[Recorded data]
----

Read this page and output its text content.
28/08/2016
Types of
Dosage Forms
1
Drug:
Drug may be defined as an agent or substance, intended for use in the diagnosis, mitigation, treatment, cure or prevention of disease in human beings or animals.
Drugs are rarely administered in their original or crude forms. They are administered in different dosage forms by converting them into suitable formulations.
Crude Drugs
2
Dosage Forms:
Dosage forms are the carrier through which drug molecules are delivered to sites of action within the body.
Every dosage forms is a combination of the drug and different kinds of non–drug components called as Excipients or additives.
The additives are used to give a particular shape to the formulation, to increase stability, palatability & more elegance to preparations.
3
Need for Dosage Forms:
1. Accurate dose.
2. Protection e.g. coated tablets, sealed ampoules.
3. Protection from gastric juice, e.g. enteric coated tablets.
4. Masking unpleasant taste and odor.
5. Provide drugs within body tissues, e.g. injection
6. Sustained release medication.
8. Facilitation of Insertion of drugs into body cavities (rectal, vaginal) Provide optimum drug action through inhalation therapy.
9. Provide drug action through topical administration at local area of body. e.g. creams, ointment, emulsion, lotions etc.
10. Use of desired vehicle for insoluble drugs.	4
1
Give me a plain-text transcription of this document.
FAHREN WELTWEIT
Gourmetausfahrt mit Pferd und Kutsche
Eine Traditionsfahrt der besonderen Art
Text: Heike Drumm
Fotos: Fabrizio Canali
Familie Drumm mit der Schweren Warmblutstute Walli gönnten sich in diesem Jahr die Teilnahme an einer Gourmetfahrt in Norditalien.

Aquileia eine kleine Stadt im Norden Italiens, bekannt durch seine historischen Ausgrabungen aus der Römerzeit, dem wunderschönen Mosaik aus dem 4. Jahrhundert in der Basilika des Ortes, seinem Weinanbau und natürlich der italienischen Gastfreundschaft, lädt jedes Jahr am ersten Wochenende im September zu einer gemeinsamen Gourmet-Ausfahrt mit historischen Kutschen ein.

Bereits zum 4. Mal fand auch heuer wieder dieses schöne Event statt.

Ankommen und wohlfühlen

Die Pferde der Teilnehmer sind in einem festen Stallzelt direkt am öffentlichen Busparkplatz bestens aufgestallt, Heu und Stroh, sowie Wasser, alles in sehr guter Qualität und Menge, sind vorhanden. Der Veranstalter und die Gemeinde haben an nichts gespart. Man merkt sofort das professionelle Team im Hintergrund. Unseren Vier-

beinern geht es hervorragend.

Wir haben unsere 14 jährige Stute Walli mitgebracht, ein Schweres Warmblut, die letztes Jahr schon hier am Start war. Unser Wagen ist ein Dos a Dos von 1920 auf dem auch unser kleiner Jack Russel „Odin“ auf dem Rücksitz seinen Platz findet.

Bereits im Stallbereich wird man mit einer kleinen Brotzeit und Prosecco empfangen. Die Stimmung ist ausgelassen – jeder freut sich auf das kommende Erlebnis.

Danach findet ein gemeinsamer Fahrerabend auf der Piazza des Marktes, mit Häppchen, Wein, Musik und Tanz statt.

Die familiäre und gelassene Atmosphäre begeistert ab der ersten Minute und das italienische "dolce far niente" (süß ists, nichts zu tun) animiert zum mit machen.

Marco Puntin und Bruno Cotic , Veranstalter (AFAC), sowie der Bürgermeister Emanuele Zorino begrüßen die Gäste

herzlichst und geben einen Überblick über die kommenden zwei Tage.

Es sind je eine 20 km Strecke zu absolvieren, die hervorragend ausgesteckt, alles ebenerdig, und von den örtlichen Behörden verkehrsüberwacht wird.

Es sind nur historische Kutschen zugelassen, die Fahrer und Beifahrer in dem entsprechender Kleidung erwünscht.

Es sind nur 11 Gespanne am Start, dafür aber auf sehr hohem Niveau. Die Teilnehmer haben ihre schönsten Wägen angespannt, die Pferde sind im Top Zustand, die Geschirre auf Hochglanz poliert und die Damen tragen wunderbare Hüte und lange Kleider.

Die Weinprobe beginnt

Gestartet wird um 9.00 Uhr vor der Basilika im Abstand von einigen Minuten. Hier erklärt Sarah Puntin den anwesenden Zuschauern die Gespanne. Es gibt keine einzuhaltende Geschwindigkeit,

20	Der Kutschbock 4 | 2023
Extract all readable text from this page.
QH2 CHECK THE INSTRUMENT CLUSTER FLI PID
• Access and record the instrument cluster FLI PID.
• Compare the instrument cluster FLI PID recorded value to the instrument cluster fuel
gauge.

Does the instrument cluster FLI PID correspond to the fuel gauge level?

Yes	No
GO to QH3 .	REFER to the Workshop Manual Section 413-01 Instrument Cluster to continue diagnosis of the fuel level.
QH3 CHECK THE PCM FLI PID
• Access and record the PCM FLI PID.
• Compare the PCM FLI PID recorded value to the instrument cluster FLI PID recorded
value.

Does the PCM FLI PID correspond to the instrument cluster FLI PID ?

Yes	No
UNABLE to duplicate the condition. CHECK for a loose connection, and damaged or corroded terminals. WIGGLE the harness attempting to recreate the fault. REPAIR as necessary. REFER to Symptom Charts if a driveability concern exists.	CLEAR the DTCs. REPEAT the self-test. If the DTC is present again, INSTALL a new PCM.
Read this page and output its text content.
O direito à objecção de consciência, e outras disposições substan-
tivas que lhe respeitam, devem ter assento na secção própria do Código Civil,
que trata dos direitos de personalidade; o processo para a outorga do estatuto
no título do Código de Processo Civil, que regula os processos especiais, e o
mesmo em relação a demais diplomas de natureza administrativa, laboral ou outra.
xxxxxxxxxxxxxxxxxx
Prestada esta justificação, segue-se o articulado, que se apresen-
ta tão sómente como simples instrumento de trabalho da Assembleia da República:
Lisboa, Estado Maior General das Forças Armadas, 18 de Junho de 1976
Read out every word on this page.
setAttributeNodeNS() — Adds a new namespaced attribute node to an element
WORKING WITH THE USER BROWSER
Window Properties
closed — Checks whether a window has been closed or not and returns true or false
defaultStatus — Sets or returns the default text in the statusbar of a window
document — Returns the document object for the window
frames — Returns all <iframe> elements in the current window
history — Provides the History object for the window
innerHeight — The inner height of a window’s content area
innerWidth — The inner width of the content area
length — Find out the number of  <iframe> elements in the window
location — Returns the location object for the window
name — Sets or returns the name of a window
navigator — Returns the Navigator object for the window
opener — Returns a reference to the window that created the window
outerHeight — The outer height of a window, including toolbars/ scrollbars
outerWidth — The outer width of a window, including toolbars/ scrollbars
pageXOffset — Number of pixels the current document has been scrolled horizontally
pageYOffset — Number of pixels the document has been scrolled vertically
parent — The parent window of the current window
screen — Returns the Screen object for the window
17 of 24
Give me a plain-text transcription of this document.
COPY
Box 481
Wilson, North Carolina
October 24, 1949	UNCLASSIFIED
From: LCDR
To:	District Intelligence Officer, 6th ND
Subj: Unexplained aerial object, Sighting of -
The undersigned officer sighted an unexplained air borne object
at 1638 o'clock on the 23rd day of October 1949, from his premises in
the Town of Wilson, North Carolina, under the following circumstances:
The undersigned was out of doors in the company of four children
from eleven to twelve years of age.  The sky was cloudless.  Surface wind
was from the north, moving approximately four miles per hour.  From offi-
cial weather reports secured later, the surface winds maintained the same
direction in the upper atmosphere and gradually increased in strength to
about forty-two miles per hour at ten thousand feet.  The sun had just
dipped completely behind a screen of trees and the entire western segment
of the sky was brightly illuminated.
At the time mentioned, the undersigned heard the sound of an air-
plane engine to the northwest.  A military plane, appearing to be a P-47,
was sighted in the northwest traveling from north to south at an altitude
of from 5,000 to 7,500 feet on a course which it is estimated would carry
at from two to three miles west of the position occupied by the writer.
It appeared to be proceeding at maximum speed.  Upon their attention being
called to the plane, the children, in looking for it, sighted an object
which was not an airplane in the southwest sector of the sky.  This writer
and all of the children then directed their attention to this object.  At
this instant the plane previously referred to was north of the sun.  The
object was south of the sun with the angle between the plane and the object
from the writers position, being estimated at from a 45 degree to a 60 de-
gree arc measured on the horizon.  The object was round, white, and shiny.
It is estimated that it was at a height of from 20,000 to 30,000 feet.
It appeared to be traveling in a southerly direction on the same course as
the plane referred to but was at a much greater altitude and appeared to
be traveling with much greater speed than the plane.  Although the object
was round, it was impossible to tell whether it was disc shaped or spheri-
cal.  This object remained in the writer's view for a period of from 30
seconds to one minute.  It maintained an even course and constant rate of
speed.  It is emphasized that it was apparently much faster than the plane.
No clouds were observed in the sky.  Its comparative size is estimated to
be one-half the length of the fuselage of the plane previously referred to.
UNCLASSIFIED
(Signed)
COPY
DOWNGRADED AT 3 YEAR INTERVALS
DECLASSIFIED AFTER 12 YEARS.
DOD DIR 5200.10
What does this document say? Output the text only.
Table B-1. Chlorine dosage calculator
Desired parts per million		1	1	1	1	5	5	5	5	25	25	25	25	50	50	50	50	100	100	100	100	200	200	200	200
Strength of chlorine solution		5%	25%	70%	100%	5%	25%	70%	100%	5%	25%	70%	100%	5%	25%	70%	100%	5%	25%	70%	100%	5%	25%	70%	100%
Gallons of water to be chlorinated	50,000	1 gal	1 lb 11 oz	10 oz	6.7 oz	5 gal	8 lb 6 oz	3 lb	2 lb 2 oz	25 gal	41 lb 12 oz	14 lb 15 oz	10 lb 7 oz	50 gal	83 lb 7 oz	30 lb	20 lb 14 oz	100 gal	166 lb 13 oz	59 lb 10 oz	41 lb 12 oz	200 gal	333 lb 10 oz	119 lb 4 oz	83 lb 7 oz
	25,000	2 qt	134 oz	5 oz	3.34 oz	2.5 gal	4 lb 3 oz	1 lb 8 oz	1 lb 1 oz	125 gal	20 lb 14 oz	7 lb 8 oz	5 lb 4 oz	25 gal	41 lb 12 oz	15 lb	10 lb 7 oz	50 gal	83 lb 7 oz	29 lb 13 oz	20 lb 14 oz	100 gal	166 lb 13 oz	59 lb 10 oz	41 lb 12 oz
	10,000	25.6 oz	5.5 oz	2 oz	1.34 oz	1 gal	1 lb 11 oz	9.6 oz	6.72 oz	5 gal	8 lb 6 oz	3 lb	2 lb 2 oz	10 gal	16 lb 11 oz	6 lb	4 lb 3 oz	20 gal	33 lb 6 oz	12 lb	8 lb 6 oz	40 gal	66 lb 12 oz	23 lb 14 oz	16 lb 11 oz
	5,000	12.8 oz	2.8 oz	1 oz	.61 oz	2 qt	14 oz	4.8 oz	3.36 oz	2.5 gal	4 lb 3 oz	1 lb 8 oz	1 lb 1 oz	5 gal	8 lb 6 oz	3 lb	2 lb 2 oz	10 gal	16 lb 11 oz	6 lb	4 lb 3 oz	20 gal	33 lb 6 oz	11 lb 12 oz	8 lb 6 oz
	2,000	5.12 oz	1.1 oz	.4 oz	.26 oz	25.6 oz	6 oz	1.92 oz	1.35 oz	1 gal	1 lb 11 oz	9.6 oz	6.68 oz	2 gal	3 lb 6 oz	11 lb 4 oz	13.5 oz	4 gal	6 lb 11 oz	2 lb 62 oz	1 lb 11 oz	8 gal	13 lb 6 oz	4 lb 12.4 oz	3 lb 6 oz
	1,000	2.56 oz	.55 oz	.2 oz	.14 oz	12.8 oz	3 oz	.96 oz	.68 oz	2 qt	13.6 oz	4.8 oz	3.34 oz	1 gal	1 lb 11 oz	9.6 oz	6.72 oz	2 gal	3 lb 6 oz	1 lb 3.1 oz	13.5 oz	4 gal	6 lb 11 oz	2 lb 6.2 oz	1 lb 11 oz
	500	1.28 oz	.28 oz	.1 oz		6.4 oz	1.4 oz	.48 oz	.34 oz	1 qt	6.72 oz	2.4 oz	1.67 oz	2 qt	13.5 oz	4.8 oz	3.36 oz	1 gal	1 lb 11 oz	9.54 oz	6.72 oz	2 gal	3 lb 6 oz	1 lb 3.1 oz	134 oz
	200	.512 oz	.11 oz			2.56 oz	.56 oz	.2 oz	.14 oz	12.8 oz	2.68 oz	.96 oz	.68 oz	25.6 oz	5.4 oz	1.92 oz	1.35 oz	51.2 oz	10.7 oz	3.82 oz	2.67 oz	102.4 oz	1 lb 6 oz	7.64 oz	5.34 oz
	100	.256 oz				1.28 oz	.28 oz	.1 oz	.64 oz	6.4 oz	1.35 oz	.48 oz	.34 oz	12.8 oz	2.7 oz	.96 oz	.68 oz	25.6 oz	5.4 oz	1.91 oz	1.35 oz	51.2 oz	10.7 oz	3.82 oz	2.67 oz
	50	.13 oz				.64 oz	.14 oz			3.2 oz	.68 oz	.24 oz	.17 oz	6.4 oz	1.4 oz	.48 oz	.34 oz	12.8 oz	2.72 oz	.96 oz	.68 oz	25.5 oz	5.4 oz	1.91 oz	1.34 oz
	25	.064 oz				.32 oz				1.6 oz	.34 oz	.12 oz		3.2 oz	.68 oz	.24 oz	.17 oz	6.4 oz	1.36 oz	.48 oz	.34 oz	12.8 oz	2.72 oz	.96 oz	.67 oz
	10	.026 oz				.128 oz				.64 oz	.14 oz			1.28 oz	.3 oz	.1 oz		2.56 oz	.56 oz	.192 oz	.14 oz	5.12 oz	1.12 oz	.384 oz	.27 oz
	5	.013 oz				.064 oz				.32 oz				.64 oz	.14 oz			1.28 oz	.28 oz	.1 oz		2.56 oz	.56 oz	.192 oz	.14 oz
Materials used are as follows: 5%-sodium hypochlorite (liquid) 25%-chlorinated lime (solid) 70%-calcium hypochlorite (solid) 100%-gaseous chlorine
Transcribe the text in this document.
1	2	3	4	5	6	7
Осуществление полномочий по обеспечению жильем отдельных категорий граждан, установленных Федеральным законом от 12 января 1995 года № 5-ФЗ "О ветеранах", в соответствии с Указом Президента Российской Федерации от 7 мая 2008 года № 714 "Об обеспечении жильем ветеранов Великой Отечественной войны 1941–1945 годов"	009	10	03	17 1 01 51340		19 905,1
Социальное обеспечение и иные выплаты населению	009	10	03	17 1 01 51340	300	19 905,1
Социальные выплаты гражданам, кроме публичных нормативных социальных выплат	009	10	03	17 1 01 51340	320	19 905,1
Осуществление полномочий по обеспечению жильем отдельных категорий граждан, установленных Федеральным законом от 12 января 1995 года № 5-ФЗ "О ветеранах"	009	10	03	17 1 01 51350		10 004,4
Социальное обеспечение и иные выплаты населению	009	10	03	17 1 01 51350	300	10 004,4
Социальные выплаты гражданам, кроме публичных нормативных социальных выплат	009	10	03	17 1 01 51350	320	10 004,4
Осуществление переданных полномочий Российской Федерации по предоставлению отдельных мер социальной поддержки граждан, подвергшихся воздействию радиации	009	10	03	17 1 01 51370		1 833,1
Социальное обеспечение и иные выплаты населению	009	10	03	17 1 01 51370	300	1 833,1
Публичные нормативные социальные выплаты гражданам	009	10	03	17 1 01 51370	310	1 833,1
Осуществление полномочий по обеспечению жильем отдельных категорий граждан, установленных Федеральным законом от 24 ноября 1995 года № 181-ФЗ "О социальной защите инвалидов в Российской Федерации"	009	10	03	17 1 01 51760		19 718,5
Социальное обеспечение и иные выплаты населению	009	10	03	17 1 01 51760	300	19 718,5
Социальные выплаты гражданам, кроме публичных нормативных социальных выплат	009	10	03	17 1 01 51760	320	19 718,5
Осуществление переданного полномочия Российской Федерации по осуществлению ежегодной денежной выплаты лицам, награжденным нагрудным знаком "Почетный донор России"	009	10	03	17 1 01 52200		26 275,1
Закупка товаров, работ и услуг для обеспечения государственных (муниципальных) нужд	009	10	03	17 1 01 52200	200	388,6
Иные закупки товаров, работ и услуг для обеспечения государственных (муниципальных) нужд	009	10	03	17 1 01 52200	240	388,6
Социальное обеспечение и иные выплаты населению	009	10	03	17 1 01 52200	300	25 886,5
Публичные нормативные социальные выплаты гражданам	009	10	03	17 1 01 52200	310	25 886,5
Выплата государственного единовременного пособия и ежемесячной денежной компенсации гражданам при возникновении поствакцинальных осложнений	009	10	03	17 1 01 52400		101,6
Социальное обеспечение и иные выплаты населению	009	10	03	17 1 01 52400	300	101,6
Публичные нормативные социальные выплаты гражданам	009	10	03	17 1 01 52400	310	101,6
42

----

**Short exercise:** From the entries above, copy every line containing the word "feet".

**Output:**
about forty-two miles per hour at ten thousand feet.  The sun had just
of from 5,000 to 7,500 feet on a course which it is estimated would carry
It is estimated that it was at a height of from 20,000 to 30,000 feet.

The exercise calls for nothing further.